▶ WHAT YOU SHOULD DO
For this exercise, copy out each line of the material below that includes "Dejar".

● ● ● ● ●

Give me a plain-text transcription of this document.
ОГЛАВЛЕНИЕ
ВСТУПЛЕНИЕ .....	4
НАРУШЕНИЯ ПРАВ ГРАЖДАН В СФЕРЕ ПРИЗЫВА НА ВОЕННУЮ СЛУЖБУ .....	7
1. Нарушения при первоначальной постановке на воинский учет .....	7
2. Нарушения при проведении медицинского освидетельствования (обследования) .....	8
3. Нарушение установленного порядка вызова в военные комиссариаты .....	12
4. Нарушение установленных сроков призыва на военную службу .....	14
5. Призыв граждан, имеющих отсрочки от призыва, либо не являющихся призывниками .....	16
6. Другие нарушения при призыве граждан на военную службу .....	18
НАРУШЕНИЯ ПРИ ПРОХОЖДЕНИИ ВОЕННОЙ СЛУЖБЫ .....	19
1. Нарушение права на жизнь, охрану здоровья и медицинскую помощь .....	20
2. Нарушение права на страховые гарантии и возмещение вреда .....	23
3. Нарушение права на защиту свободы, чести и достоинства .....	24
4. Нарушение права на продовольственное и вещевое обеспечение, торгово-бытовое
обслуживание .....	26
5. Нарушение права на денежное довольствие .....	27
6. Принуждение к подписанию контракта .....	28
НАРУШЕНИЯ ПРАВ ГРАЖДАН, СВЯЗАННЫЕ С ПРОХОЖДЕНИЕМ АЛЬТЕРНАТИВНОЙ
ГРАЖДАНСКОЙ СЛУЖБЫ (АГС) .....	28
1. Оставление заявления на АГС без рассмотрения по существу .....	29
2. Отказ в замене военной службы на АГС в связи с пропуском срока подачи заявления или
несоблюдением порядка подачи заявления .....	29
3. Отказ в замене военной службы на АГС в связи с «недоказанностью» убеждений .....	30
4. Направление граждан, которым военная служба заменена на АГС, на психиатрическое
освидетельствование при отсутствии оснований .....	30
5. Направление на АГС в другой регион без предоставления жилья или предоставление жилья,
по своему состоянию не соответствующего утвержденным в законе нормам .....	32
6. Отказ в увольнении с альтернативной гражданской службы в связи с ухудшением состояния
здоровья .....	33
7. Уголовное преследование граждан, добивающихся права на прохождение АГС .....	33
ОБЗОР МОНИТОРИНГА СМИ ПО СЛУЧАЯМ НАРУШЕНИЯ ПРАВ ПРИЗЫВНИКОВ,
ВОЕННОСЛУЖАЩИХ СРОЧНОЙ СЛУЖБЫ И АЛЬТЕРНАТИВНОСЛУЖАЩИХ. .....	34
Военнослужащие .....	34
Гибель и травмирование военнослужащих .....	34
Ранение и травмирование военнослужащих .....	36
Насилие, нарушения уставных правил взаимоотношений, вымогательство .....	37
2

● ● ● ● ●

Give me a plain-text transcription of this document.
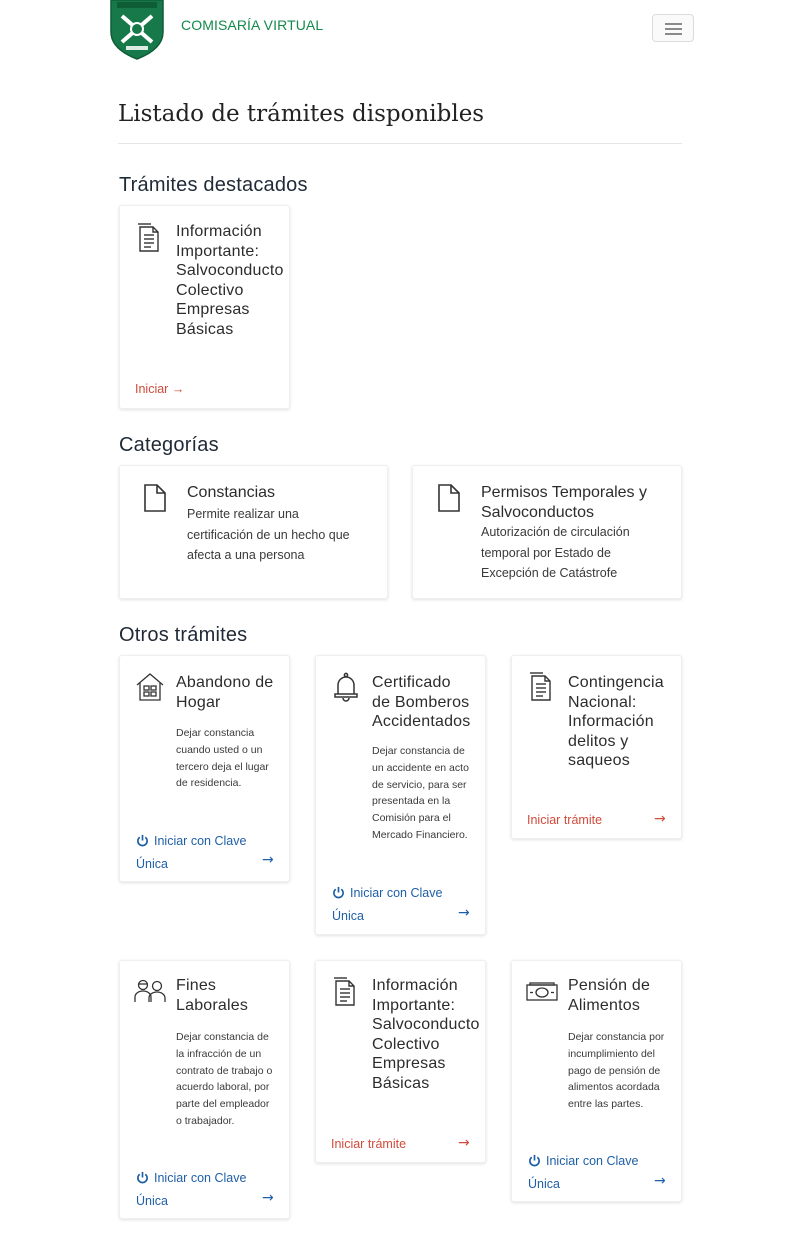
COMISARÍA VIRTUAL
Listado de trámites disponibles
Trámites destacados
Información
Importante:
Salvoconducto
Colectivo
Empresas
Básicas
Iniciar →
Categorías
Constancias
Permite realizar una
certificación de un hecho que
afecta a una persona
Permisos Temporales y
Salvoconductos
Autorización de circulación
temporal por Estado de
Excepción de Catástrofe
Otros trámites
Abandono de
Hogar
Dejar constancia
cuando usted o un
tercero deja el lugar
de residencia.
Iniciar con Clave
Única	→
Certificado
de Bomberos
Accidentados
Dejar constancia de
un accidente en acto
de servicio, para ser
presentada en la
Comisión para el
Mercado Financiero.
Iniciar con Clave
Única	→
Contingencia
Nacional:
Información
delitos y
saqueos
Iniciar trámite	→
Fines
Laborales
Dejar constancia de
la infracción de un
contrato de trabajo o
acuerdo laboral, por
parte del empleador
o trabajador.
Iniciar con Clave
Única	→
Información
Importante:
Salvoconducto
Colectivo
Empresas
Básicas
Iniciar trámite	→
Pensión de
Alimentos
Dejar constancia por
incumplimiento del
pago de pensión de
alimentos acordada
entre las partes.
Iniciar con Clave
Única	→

● ● ● ● ●

▶ COMPLETED EXERCISE
Dejar constancia
Dejar constancia de
Dejar constancia de
Dejar constancia por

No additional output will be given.